## Given problem
State only the count of lines in the listing below that hold "Diagnostics".

## Material to process
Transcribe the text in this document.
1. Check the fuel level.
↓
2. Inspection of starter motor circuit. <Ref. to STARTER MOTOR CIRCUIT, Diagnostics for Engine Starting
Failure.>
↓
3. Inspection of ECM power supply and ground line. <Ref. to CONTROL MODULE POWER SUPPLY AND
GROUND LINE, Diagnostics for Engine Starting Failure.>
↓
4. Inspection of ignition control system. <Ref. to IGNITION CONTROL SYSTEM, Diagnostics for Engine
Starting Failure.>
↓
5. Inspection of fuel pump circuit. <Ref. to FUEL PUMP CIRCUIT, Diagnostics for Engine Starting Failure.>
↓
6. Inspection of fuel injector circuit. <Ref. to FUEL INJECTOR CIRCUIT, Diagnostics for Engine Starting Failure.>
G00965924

## Output below
5